[TASK DIRECTIONS]
Below are records; work out how many of their lines hold the string "content" and give that number alone.

[INFORMATION GIVEN]

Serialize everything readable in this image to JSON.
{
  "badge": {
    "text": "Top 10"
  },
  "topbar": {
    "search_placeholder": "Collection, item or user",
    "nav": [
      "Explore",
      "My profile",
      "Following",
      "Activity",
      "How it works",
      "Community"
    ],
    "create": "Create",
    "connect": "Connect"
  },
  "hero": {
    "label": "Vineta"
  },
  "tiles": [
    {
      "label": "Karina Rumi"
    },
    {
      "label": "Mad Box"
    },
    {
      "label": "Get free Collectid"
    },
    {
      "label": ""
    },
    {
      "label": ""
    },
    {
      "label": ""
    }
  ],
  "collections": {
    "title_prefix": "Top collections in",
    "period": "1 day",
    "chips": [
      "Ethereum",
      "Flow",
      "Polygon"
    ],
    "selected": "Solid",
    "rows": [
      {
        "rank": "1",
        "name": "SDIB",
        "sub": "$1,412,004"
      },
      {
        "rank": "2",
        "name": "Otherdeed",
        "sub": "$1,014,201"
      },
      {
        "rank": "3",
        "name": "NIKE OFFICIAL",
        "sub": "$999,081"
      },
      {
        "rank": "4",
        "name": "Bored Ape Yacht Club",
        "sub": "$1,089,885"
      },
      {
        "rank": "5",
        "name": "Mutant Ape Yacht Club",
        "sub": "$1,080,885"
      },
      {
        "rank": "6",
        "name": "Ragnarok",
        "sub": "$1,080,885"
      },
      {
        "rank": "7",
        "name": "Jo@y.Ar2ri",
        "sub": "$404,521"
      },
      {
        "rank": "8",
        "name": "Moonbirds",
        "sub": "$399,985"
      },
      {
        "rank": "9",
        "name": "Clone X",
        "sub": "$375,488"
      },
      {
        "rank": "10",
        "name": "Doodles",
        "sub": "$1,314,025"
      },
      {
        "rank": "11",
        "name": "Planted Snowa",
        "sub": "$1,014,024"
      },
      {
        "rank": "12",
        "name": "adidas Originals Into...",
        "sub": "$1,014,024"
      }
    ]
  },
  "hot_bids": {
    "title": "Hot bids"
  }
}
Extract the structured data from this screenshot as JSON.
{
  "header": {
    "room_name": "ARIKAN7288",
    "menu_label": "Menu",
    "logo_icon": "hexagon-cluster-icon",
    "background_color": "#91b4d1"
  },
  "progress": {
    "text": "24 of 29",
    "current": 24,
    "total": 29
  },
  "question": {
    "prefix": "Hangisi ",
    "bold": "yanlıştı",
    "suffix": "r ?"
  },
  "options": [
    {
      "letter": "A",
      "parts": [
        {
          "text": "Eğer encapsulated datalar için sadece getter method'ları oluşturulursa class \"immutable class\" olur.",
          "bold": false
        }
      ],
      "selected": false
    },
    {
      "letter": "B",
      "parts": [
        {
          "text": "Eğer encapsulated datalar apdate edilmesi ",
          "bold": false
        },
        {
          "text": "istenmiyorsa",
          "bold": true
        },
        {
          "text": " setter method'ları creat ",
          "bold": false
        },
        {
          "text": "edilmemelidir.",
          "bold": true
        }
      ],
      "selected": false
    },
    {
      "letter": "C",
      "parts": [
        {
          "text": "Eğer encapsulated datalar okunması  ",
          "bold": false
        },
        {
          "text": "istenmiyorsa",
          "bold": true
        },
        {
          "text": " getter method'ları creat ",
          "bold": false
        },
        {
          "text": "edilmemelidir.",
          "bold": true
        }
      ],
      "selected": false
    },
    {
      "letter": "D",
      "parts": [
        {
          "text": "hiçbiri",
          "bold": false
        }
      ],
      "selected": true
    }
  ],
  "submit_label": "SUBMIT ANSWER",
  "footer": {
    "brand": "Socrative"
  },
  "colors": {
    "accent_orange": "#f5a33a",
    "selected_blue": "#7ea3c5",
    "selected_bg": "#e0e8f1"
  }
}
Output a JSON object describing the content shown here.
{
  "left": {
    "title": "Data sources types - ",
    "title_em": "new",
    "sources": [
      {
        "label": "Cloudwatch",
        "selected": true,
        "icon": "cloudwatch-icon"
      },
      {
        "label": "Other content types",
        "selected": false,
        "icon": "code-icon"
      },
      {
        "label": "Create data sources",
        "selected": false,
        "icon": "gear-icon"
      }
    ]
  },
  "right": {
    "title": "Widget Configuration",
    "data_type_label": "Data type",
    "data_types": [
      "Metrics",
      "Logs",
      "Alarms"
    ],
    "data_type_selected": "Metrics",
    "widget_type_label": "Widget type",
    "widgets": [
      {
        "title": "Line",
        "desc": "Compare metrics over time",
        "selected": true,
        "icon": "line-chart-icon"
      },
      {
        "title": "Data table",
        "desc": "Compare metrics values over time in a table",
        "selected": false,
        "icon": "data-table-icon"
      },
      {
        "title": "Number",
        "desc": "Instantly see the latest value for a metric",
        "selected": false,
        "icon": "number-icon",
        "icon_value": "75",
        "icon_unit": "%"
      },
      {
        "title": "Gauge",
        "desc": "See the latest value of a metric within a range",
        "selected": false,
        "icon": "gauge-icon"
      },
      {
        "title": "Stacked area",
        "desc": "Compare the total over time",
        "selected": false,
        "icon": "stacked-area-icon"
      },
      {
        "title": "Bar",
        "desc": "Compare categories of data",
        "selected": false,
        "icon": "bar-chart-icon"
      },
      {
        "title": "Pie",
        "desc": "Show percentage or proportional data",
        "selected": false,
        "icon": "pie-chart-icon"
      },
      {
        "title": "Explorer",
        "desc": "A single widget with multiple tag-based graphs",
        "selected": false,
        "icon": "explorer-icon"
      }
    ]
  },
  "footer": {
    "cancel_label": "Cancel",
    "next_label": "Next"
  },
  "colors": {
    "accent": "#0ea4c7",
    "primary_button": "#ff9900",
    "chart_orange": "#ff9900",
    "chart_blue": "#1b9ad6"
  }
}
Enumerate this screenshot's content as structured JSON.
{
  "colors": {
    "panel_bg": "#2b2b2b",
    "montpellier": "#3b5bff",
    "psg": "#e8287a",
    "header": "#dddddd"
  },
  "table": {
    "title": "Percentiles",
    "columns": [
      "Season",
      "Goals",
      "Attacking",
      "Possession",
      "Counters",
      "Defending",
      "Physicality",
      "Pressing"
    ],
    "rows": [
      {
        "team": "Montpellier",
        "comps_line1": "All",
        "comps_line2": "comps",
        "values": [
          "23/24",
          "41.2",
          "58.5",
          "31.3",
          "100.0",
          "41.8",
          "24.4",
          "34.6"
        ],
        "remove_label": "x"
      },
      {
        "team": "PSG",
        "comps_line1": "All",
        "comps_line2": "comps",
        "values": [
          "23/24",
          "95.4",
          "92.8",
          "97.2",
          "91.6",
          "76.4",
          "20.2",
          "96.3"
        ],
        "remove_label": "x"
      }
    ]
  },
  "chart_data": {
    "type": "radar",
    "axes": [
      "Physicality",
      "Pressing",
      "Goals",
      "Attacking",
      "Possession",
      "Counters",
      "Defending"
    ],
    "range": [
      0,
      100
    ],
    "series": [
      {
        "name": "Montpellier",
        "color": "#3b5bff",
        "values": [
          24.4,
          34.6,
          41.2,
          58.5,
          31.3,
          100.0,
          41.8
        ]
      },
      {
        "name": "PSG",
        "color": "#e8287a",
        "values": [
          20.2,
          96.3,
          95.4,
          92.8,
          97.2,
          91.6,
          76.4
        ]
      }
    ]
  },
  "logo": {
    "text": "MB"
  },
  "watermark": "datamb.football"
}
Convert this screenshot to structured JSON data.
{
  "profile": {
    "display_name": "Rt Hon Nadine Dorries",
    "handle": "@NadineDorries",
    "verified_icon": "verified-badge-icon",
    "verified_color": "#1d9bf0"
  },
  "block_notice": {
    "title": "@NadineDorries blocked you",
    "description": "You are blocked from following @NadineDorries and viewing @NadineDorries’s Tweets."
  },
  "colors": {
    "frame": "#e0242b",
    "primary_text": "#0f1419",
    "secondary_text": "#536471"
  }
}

[RESULT BELOW]
3